== Document excerpt ==
· · ·

Drift: Art and Dark Matter
February 20–May 30, 2021
36 University Avenue
Queen’s University
Kingston Ontario K7L 3N6
Canada
T +1 613 533 2190
aeac@queensu.ca
Artists speculate at the limits of dark matter’s known unknowns at Agnes Etherington Art Centre.
Online exhibition
The online exhibition has launched! In Drift: Art and Dark Matter, Nadia Lichtig, Josèfa Ntjam, Anne Riley and Jol Thoms go the distance and experiment with the contours of our unknown universe. The artists encountered physicists, chemists and engineers contributing to the search for dark matter at SNOLAB’s facility in Sudbury, two kilometres below the surface of the Earth.
The digital extension of Drift: Art and Dark Matter invites you to encounter the meeting of theories and voices that informs this exciting transdisciplinary residency and exhibition. Learn more about the project through behind-the-scenes videos, interviews and interactive activities. Find it online at Digital AGNES.
In the galleries
Through openness to transdisciplinary exchange with physics and its labs, the artists have created artworks in sculpture, installation, print, textile and video that reflect on the how and why of physics and art as interrelating practices of knowledge. The project begins from a consideration of the forms and energies that connect physics to art, labour, landscapes, cultures and histories. Curated by Sunny Kerr, Curator of Contemporary Art.
Connect with the rich slate of related online public programs this winter.
Drift: Art and Dark Matter is a residency and exhibition project generated by Agnes Etherington Art Centre, the Arthur B. McDonald Canadian Astroparticle Physics Research Institute and SNOLAB.
We acknowledge the support of the Canada Council for the Arts, the Ontario Arts Council, an agency of the Government of Ontario, City of Kingston Arts Fund through the Kingston Arts Council and the George Taylor Richardson Memorial Fund at Queen’s University.

· · ·

== Layout element annotations ==
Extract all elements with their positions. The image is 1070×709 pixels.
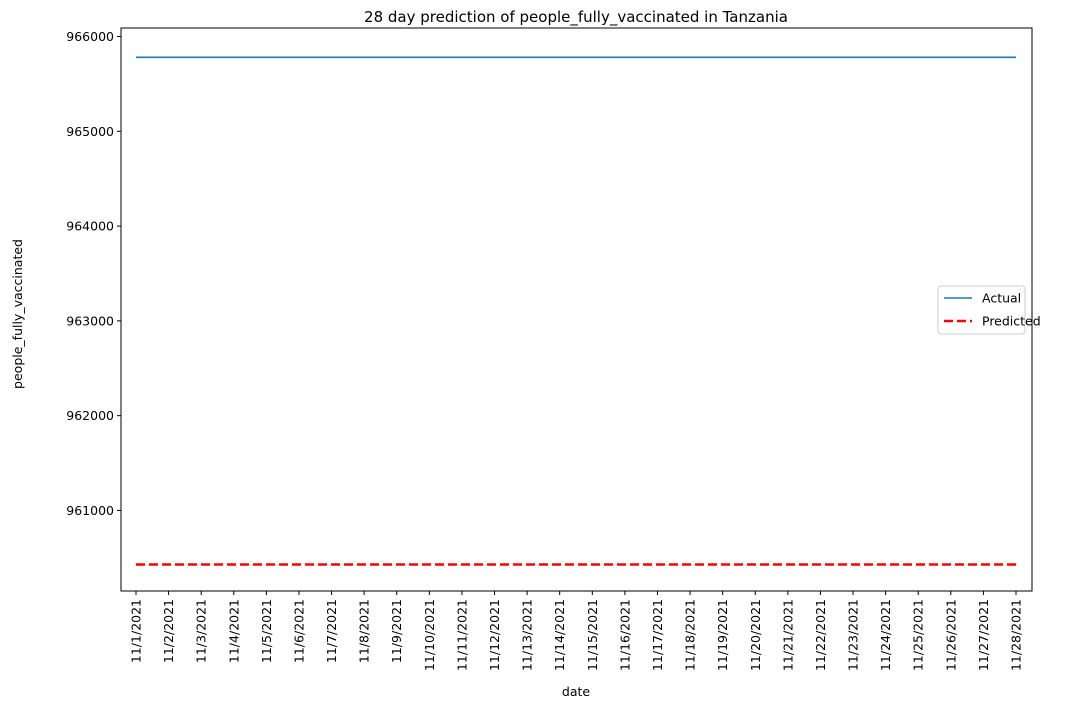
x-tick-label: 11/15/2021 bbox=[585, 599, 600, 671]
x-tick-label: 11/13/2021 bbox=[520, 599, 535, 671]
x-tick-label: 11/6/2021 bbox=[291, 599, 306, 663]
y-axis-title: people_fully_vaccinated bbox=[10, 239, 25, 389]
legend-label-predicted: Predicted bbox=[982, 314, 1041, 329]
x-tick-label: 11/18/2021 bbox=[683, 599, 698, 671]
x-tick-label: 11/3/2021 bbox=[194, 599, 209, 663]
x-tick-label: 11/5/2021 bbox=[259, 599, 274, 663]
y-tick-label: 961000 bbox=[66, 503, 114, 518]
x-tick-label: 11/23/2021 bbox=[846, 599, 861, 671]
x-tick-label: 11/9/2021 bbox=[389, 599, 404, 663]
x-tick-label: 11/7/2021 bbox=[324, 599, 339, 663]
x-tick-label: 11/27/2021 bbox=[976, 599, 991, 671]
legend: Actual Predicted bbox=[937, 285, 1041, 335]
y-tick-label: 965000 bbox=[66, 124, 114, 139]
x-tick-label: 11/12/2021 bbox=[487, 599, 502, 671]
y-tick-label: 962000 bbox=[66, 408, 114, 423]
x-tick-label: 11/26/2021 bbox=[943, 599, 958, 671]
y-tick-label: 964000 bbox=[66, 219, 114, 234]
x-tick-label: 11/20/2021 bbox=[748, 599, 763, 671]
y-tick-label: 966000 bbox=[66, 29, 114, 44]
x-tick-label: 11/14/2021 bbox=[552, 599, 567, 671]
x-tick-label: 11/24/2021 bbox=[878, 599, 893, 671]
x-tick-label: 11/10/2021 bbox=[422, 599, 437, 671]
x-tick-label: 11/17/2021 bbox=[650, 599, 665, 671]
y-tick-label: 963000 bbox=[66, 313, 114, 328]
x-tick-label: 11/22/2021 bbox=[813, 599, 828, 671]
x-tick-label: 11/25/2021 bbox=[911, 599, 926, 671]
x-tick-label: 11/1/2021 bbox=[129, 599, 144, 663]
x-tick-label: 11/11/2021 bbox=[454, 599, 469, 671]
x-axis-title: date bbox=[562, 684, 590, 699]
x-axis-ticks: 11/1/2021 11/2/2021 11/3/2021 11/4/2021 11/5… bbox=[129, 591, 1024, 671]
plot-frame bbox=[120, 27, 1033, 592]
x-tick-label: 11/28/2021 bbox=[1009, 599, 1024, 671]
x-tick-label: 11/8/2021 bbox=[357, 599, 372, 663]
x-tick-label: 11/19/2021 bbox=[715, 599, 730, 671]
x-tick-label: 11/21/2021 bbox=[780, 599, 795, 671]
chart-title: 28 day prediction of people_fully_vaccin… bbox=[364, 8, 788, 27]
x-tick-label: 11/16/2021 bbox=[617, 599, 632, 671]
x-tick-label: 11/4/2021 bbox=[226, 599, 241, 663]
series-layer bbox=[136, 56, 1016, 566]
x-tick-label: 11/2/2021 bbox=[161, 599, 176, 663]
y-axis-ticks: 961000 962000 963000 964000 965000 966000 bbox=[66, 29, 121, 518]
legend-label-actual: Actual bbox=[982, 291, 1021, 306]
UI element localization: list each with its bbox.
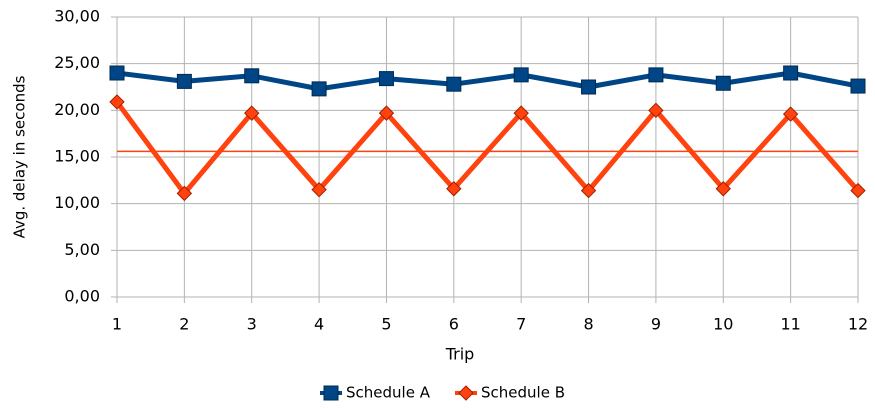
y-tick-label: 20,00	[54, 100, 100, 119]
data-point	[109, 65, 125, 81]
x-tick-label: 7	[516, 315, 526, 334]
x-tick-label: 8	[583, 315, 593, 334]
legend-marker	[458, 385, 474, 401]
data-point	[311, 81, 327, 97]
x-tick-label: 9	[651, 315, 661, 334]
data-point	[446, 181, 462, 197]
y-tick-label: 25,00	[54, 53, 100, 72]
data-point	[648, 67, 664, 83]
y-tick-label: 5,00	[64, 240, 100, 259]
x-tick-label: 11	[780, 315, 800, 334]
data-point	[109, 94, 125, 110]
legend-marker	[323, 385, 339, 401]
x-tick-label: 5	[381, 315, 391, 334]
data-point	[715, 75, 731, 91]
data-point	[244, 68, 260, 84]
data-point	[176, 73, 192, 89]
y-tick-label: 0,00	[64, 287, 100, 306]
data-point	[513, 105, 529, 121]
data-point	[648, 102, 664, 119]
legend-label: Schedule A	[346, 384, 431, 402]
data-point	[783, 65, 799, 81]
data-point	[378, 71, 394, 87]
y-tick-label: 10,00	[54, 193, 100, 212]
x-axis-title: Trip	[445, 345, 475, 364]
y-axis-title: Avg. delay in seconds	[11, 75, 29, 238]
x-tick-label: 2	[179, 315, 189, 334]
data-point	[850, 78, 866, 94]
data-point	[176, 185, 193, 202]
x-tick-label: 3	[247, 315, 257, 334]
x-tick-label: 6	[449, 315, 459, 334]
series-line	[114, 100, 860, 196]
data-point	[850, 182, 866, 199]
data-point	[715, 181, 731, 197]
x-tick-label: 4	[314, 315, 324, 334]
y-tick-label: 15,00	[54, 147, 100, 166]
x-tick-label: 12	[848, 315, 868, 334]
y-tick-label: 30,00	[54, 7, 100, 26]
x-tick-label: 10	[713, 315, 733, 334]
data-point	[311, 181, 327, 198]
data-point	[378, 105, 395, 121]
data-point	[581, 79, 597, 95]
data-point	[513, 67, 529, 83]
series-line	[116, 70, 859, 92]
data-point	[580, 182, 597, 199]
legend-label: Schedule B	[481, 384, 565, 402]
x-tick-label: 1	[112, 315, 122, 334]
data-point	[782, 106, 799, 122]
data-point	[244, 105, 260, 121]
data-point	[446, 76, 462, 92]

· · ·

== Requests ==
(A) Quote the page on the Drift: Art and Dark Matter exhibition from "In the galleries" to "Institute and SNOLAB.".
(B) Extend the page about the Drift: Art and Dark Matter exhibition, picking up right after its final sentence.

== Responses by task ==
(A)
In the galleries
Through openness to transdisciplinary exchange with physics and its labs, the artists have created artworks in sculpture, installation, print, textile and video that reflect on the how and why of physics and art as interrelating practices of knowledge. The project begins from a consideration of the forms and energies that connect physics to art, labour, landscapes, cultures and histories. Curated by Sunny Kerr, Curator of Contemporary Art.
Connect with the rich slate of related online public programs this winter.
Drift: Art and Dark Matter is a residency and exhibition project generated by Agnes Etherington Art Centre, the Arthur B. McDonald Canadian Astroparticle Physics Research Institute and SNOLAB.

(B)
Jol Thoms: Agnes 2021 Stonecroft Foundation artist-in-residence
Jol Thoms’s critical practice addresses our troubled relationships with nature, technology and the cosmos by signalling beyond the purely measurable and quantifiable, and by thinking, feeling and sensing with more-than-human worlds. Residencies are central to Agnes’s contemporary art program and afford us the opportunity to work closely with artists to nurture new ways of working, support the creation of new artworks, and bring artistic processes into our own institutional practice.
Situated on traditional Anishinaabe and Haudenosaunee Territory, Agnes Etherington Art Centre is a curatorially-driven and research—intensive professional art centre that proudly serves a dual mandate as a leading, internationally recognized public art gallery and as an active pedagogical resource at Queen’s University. By commissioning, researching, collecting and preserving works of art, and through exhibiting and interpreting visual culture through an intersectional lens, Agnes creates opportunities for participation and exchange across communities, cultures, and geographies.
The Arthur B. McDonald Canadian Astroparticle Physics Research Institute is the Canadian hub for astroparticle physics research, uniting researchers, theorists, and technical experts within one organization. Located at and led by Queen’s University, the McDonald Institute is proud to have thirteen partner universities and research institutes across the country, all of which are key players in Canada’s past and future innovation in astroparticle physics.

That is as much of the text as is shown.